- **Exercise description**: Drop the pictures, then extract the listing word for word.
━━━━━━━━━━━━━━━━
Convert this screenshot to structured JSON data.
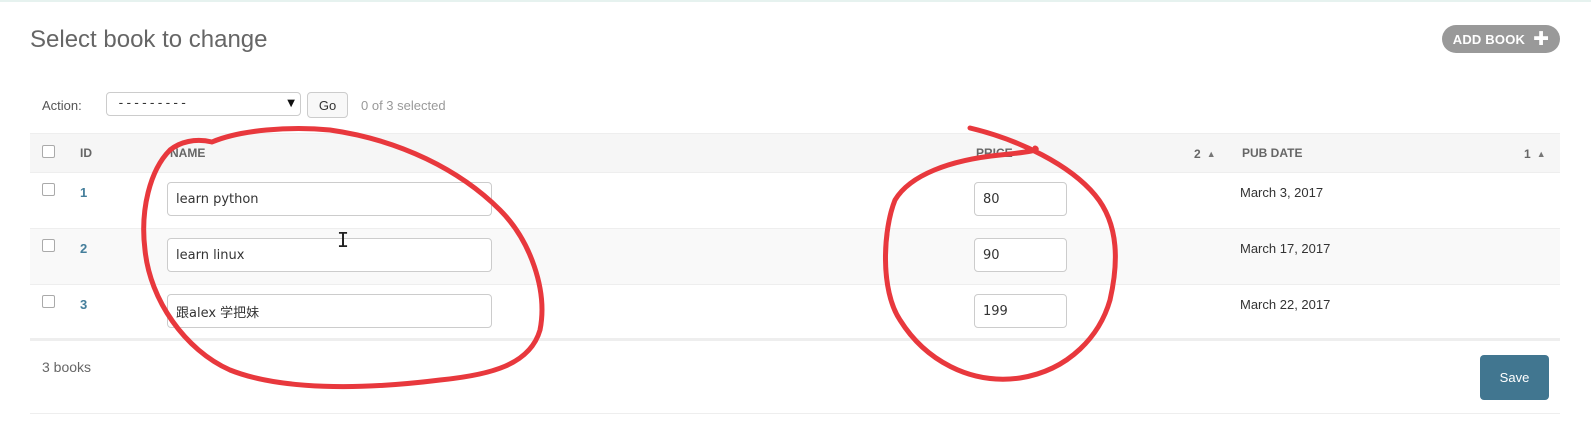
{
  "page": {
    "title": "Select book to change"
  },
  "add_button": {
    "label": "ADD BOOK",
    "icon": "plus-icon"
  },
  "actions": {
    "label": "Action:",
    "select_value": "---------",
    "go_label": "Go",
    "selected_text": "0 of 3 selected"
  },
  "table": {
    "columns": [
      {
        "label": "ID"
      },
      {
        "label": "NAME"
      },
      {
        "label": "PRICE",
        "sort_priority": "2"
      },
      {
        "label": "PUB DATE",
        "sort_priority": "1"
      }
    ],
    "rows": [
      {
        "id": "1",
        "name": "learn python",
        "price": "80",
        "pub_date": "March 3, 2017"
      },
      {
        "id": "2",
        "name": "learn linux",
        "price": "90",
        "pub_date": "March 17, 2017"
      },
      {
        "id": "3",
        "name": "跟alex 学把妹",
        "price": "199",
        "pub_date": "March 22, 2017"
      }
    ]
  },
  "footer": {
    "count_text": "3 books",
    "save_label": "Save"
  },
  "colors": {
    "link": "#447e9b",
    "save_button": "#417690",
    "add_button": "#999999",
    "annotation": "#e8383d"
  }
}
━━━━━━━━━━━━━━━━
- **Solution for this exercise**:
Convert this screenshot to structured JSON data.
{
  "page": {
    "title": "Select book to change"
  },
  "add_button": {
    "label": "ADD BOOK",
    "icon": "plus-icon"
  },
  "actions": {
    "label": "Action:",
    "select_value": "---------",
    "go_label": "Go",
    "selected_text": "0 of 3 selected"
  },
  "table": {
    "columns": [
      {
        "label": "ID"
      },
      {
        "label": "NAME"
      },
      {
        "label": "PRICE",
        "sort_priority": "2"
      },
      {
        "label": "PUB DATE",
        "sort_priority": "1"
      }
    ],
    "rows": [
      {
        "id": "1",
        "name": "learn python",
        "price": "80",
        "pub_date": "March 3, 2017"
      },
      {
        "id": "2",
        "name": "learn linux",
        "price": "90",
        "pub_date": "March 17, 2017"
      },
      {
        "id": "3",
        "name": "跟alex 学把妹",
        "price": "199",
        "pub_date": "March 22, 2017"
      }
    ]
  },
  "footer": {
    "count_text": "3 books",
    "save_label": "Save"
  },
  "colors": {
    "link": "#447e9b",
    "save_button": "#417690",
    "add_button": "#999999",
    "annotation": "#e8383d"
  }
}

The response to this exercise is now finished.